## [Problem to work on]
Copy each line of the data below with the word "other".

## [Extracted entries]
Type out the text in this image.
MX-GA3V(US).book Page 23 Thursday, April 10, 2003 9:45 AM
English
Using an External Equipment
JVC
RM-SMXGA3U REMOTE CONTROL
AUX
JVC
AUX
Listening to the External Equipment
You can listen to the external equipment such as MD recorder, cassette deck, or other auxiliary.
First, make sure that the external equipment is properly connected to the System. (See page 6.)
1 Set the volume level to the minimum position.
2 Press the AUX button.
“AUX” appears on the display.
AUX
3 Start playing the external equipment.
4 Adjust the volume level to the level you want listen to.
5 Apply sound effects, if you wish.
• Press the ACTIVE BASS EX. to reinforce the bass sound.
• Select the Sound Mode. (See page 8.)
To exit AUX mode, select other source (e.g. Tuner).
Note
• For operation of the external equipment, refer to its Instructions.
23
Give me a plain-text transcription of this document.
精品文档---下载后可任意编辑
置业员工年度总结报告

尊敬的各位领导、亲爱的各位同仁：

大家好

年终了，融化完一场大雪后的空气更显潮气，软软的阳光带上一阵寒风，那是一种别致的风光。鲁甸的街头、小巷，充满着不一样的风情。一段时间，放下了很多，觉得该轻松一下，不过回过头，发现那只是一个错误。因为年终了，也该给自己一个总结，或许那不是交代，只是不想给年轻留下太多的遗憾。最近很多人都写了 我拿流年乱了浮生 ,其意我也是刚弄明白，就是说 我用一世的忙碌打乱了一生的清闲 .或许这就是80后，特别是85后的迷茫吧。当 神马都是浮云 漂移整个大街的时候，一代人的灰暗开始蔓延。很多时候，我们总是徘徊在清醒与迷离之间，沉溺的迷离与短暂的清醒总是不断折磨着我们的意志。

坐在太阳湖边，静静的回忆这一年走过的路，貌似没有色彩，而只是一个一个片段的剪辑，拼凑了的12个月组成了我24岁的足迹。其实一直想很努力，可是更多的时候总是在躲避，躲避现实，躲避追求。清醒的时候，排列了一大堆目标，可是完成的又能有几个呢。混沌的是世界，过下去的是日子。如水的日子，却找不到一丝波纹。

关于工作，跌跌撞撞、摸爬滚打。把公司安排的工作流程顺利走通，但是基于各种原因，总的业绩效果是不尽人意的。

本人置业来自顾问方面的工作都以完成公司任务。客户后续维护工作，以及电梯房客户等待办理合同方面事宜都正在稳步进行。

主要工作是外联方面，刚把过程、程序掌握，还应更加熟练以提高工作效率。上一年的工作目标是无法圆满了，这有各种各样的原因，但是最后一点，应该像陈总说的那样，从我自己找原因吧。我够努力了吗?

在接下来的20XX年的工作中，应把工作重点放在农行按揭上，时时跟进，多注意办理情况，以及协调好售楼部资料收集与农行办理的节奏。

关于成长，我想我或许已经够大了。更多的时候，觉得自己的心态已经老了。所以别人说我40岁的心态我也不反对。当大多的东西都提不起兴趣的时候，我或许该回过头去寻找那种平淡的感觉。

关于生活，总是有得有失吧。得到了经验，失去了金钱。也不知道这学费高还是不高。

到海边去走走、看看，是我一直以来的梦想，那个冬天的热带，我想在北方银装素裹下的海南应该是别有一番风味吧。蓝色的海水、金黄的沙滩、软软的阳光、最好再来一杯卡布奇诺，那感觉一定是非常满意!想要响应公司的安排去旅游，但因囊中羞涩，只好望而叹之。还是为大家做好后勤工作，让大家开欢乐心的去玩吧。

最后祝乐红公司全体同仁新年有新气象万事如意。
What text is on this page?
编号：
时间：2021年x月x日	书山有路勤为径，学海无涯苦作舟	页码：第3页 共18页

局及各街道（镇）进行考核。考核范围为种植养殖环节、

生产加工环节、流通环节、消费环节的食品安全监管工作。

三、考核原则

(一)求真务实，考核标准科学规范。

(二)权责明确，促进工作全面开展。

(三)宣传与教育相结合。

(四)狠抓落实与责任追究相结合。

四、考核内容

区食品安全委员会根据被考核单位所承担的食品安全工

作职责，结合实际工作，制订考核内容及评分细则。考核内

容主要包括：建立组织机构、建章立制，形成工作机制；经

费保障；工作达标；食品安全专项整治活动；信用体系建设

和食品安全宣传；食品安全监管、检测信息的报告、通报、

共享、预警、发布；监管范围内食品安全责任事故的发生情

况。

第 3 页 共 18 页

## [Reply to the exercise]
You can listen to the external equipment such as MD recorder, cassette deck, or other auxiliary.
To exit AUX mode, select other source (e.g. Tuner).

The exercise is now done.